-------- Input records
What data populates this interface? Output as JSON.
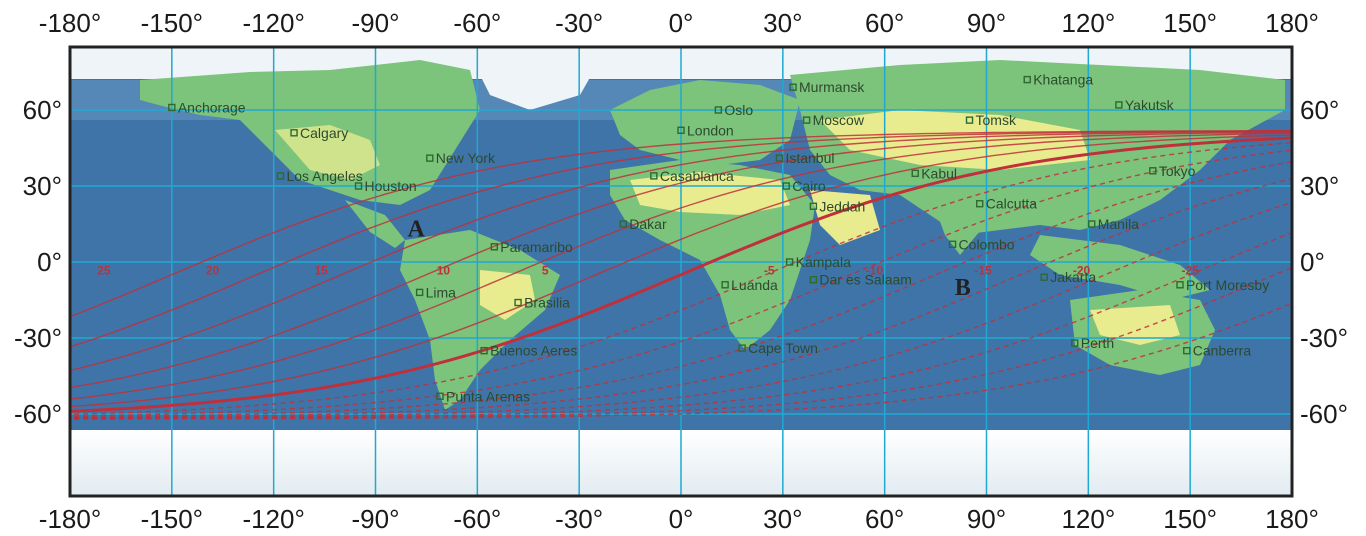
{
  "map": {
    "x_axis_top": [
      "-180°",
      "-150°",
      "-120°",
      "-90°",
      "-60°",
      "-30°",
      "0°",
      "30°",
      "60°",
      "90°",
      "120°",
      "150°",
      "180°"
    ],
    "x_axis_bottom": [
      "-180°",
      "-150°",
      "-120°",
      "-90°",
      "-60°",
      "-30°",
      "0°",
      "30°",
      "60°",
      "90°",
      "120°",
      "150°",
      "180°"
    ],
    "y_axis_left": [
      "60°",
      "30°",
      "0°",
      "-30°",
      "-60°"
    ],
    "y_axis_right": [
      "60°",
      "30°",
      "0°",
      "-30°",
      "-60°"
    ],
    "y_axis_values": [
      60,
      30,
      0,
      -30,
      -60
    ],
    "x_axis_values": [
      -180,
      -150,
      -120,
      -90,
      -60,
      -30,
      0,
      30,
      60,
      90,
      120,
      150,
      180
    ],
    "cities": [
      {
        "name": "Anchorage",
        "lon": -150,
        "lat": 61
      },
      {
        "name": "Calgary",
        "lon": -114,
        "lat": 51
      },
      {
        "name": "Los Angeles",
        "lon": -118,
        "lat": 34
      },
      {
        "name": "Houston",
        "lon": -95,
        "lat": 30
      },
      {
        "name": "New York",
        "lon": -74,
        "lat": 41
      },
      {
        "name": "Lima",
        "lon": -77,
        "lat": -12
      },
      {
        "name": "Paramaribo",
        "lon": -55,
        "lat": 6
      },
      {
        "name": "Brasilia",
        "lon": -48,
        "lat": -16
      },
      {
        "name": "Buenos Aeres",
        "lon": -58,
        "lat": -35
      },
      {
        "name": "Punta Arenas",
        "lon": -71,
        "lat": -53
      },
      {
        "name": "Dakar",
        "lon": -17,
        "lat": 15
      },
      {
        "name": "Casablanca",
        "lon": -8,
        "lat": 34
      },
      {
        "name": "London",
        "lon": 0,
        "lat": 52
      },
      {
        "name": "Oslo",
        "lon": 11,
        "lat": 60
      },
      {
        "name": "Murmansk",
        "lon": 33,
        "lat": 69
      },
      {
        "name": "Moscow",
        "lon": 37,
        "lat": 56
      },
      {
        "name": "Istanbul",
        "lon": 29,
        "lat": 41
      },
      {
        "name": "Cairo",
        "lon": 31,
        "lat": 30
      },
      {
        "name": "Jeddah",
        "lon": 39,
        "lat": 22
      },
      {
        "name": "Kampala",
        "lon": 32,
        "lat": 0
      },
      {
        "name": "Luanda",
        "lon": 13,
        "lat": -9
      },
      {
        "name": "Dar es Salaam",
        "lon": 39,
        "lat": -7
      },
      {
        "name": "Cape Town",
        "lon": 18,
        "lat": -34
      },
      {
        "name": "Kabul",
        "lon": 69,
        "lat": 35
      },
      {
        "name": "Tomsk",
        "lon": 85,
        "lat": 56
      },
      {
        "name": "Khatanga",
        "lon": 102,
        "lat": 72
      },
      {
        "name": "Yakutsk",
        "lon": 129,
        "lat": 62
      },
      {
        "name": "Tokyo",
        "lon": 139,
        "lat": 36
      },
      {
        "name": "Calcutta",
        "lon": 88,
        "lat": 23
      },
      {
        "name": "Colombo",
        "lon": 80,
        "lat": 7
      },
      {
        "name": "Manila",
        "lon": 121,
        "lat": 15
      },
      {
        "name": "Jakarta",
        "lon": 107,
        "lat": -6
      },
      {
        "name": "Perth",
        "lon": 116,
        "lat": -32
      },
      {
        "name": "Port Moresby",
        "lon": 147,
        "lat": -9
      },
      {
        "name": "Canberra",
        "lon": 149,
        "lat": -35
      }
    ],
    "regions": [
      {
        "name": "A",
        "lon": -78,
        "lat": 10
      },
      {
        "name": "B",
        "lon": 83,
        "lat": -13
      }
    ],
    "curve_labels": [
      {
        "text": "25",
        "lon": -170,
        "lat": -1
      },
      {
        "text": "20",
        "lon": -138,
        "lat": -1
      },
      {
        "text": "15",
        "lon": -106,
        "lat": -1
      },
      {
        "text": "10",
        "lon": -70,
        "lat": -1
      },
      {
        "text": "5",
        "lon": -40,
        "lat": -1
      },
      {
        "text": "-5",
        "lon": 26,
        "lat": -1
      },
      {
        "text": "-10",
        "lon": 57,
        "lat": -1
      },
      {
        "text": "-15",
        "lon": 89,
        "lat": -1
      },
      {
        "text": "-20",
        "lon": 118,
        "lat": -1
      },
      {
        "text": "-25",
        "lon": 150,
        "lat": -1
      }
    ],
    "colors": {
      "ocean": "#3f74a8",
      "land_low": "#7cc37c",
      "land_high": "#e8eb8e",
      "ice": "#eef4f7",
      "grid": "#1fa9d2",
      "curve": "#c0303a",
      "border": "#222222"
    }
  }
}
----------------
[Objective]: Above are the records; reproduce them exactly and leave out the pictures.

[Exercise answer]:
What data populates this interface? Output as JSON.
{
  "map": {
    "x_axis_top": [
      "-180°",
      "-150°",
      "-120°",
      "-90°",
      "-60°",
      "-30°",
      "0°",
      "30°",
      "60°",
      "90°",
      "120°",
      "150°",
      "180°"
    ],
    "x_axis_bottom": [
      "-180°",
      "-150°",
      "-120°",
      "-90°",
      "-60°",
      "-30°",
      "0°",
      "30°",
      "60°",
      "90°",
      "120°",
      "150°",
      "180°"
    ],
    "y_axis_left": [
      "60°",
      "30°",
      "0°",
      "-30°",
      "-60°"
    ],
    "y_axis_right": [
      "60°",
      "30°",
      "0°",
      "-30°",
      "-60°"
    ],
    "y_axis_values": [
      60,
      30,
      0,
      -30,
      -60
    ],
    "x_axis_values": [
      -180,
      -150,
      -120,
      -90,
      -60,
      -30,
      0,
      30,
      60,
      90,
      120,
      150,
      180
    ],
    "cities": [
      {
        "name": "Anchorage",
        "lon": -150,
        "lat": 61
      },
      {
        "name": "Calgary",
        "lon": -114,
        "lat": 51
      },
      {
        "name": "Los Angeles",
        "lon": -118,
        "lat": 34
      },
      {
        "name": "Houston",
        "lon": -95,
        "lat": 30
      },
      {
        "name": "New York",
        "lon": -74,
        "lat": 41
      },
      {
        "name": "Lima",
        "lon": -77,
        "lat": -12
      },
      {
        "name": "Paramaribo",
        "lon": -55,
        "lat": 6
      },
      {
        "name": "Brasilia",
        "lon": -48,
        "lat": -16
      },
      {
        "name": "Buenos Aeres",
        "lon": -58,
        "lat": -35
      },
      {
        "name": "Punta Arenas",
        "lon": -71,
        "lat": -53
      },
      {
        "name": "Dakar",
        "lon": -17,
        "lat": 15
      },
      {
        "name": "Casablanca",
        "lon": -8,
        "lat": 34
      },
      {
        "name": "London",
        "lon": 0,
        "lat": 52
      },
      {
        "name": "Oslo",
        "lon": 11,
        "lat": 60
      },
      {
        "name": "Murmansk",
        "lon": 33,
        "lat": 69
      },
      {
        "name": "Moscow",
        "lon": 37,
        "lat": 56
      },
      {
        "name": "Istanbul",
        "lon": 29,
        "lat": 41
      },
      {
        "name": "Cairo",
        "lon": 31,
        "lat": 30
      },
      {
        "name": "Jeddah",
        "lon": 39,
        "lat": 22
      },
      {
        "name": "Kampala",
        "lon": 32,
        "lat": 0
      },
      {
        "name": "Luanda",
        "lon": 13,
        "lat": -9
      },
      {
        "name": "Dar es Salaam",
        "lon": 39,
        "lat": -7
      },
      {
        "name": "Cape Town",
        "lon": 18,
        "lat": -34
      },
      {
        "name": "Kabul",
        "lon": 69,
        "lat": 35
      },
      {
        "name": "Tomsk",
        "lon": 85,
        "lat": 56
      },
      {
        "name": "Khatanga",
        "lon": 102,
        "lat": 72
      },
      {
        "name": "Yakutsk",
        "lon": 129,
        "lat": 62
      },
      {
        "name": "Tokyo",
        "lon": 139,
        "lat": 36
      },
      {
        "name": "Calcutta",
        "lon": 88,
        "lat": 23
      },
      {
        "name": "Colombo",
        "lon": 80,
        "lat": 7
      },
      {
        "name": "Manila",
        "lon": 121,
        "lat": 15
      },
      {
        "name": "Jakarta",
        "lon": 107,
        "lat": -6
      },
      {
        "name": "Perth",
        "lon": 116,
        "lat": -32
      },
      {
        "name": "Port Moresby",
        "lon": 147,
        "lat": -9
      },
      {
        "name": "Canberra",
        "lon": 149,
        "lat": -35
      }
    ],
    "regions": [
      {
        "name": "A",
        "lon": -78,
        "lat": 10
      },
      {
        "name": "B",
        "lon": 83,
        "lat": -13
      }
    ],
    "curve_labels": [
      {
        "text": "25",
        "lon": -170,
        "lat": -1
      },
      {
        "text": "20",
        "lon": -138,
        "lat": -1
      },
      {
        "text": "15",
        "lon": -106,
        "lat": -1
      },
      {
        "text": "10",
        "lon": -70,
        "lat": -1
      },
      {
        "text": "5",
        "lon": -40,
        "lat": -1
      },
      {
        "text": "-5",
        "lon": 26,
        "lat": -1
      },
      {
        "text": "-10",
        "lon": 57,
        "lat": -1
      },
      {
        "text": "-15",
        "lon": 89,
        "lat": -1
      },
      {
        "text": "-20",
        "lon": 118,
        "lat": -1
      },
      {
        "text": "-25",
        "lon": 150,
        "lat": -1
      }
    ],
    "colors": {
      "ocean": "#3f74a8",
      "land_low": "#7cc37c",
      "land_high": "#e8eb8e",
      "ice": "#eef4f7",
      "grid": "#1fa9d2",
      "curve": "#c0303a",
      "border": "#222222"
    }
  }
}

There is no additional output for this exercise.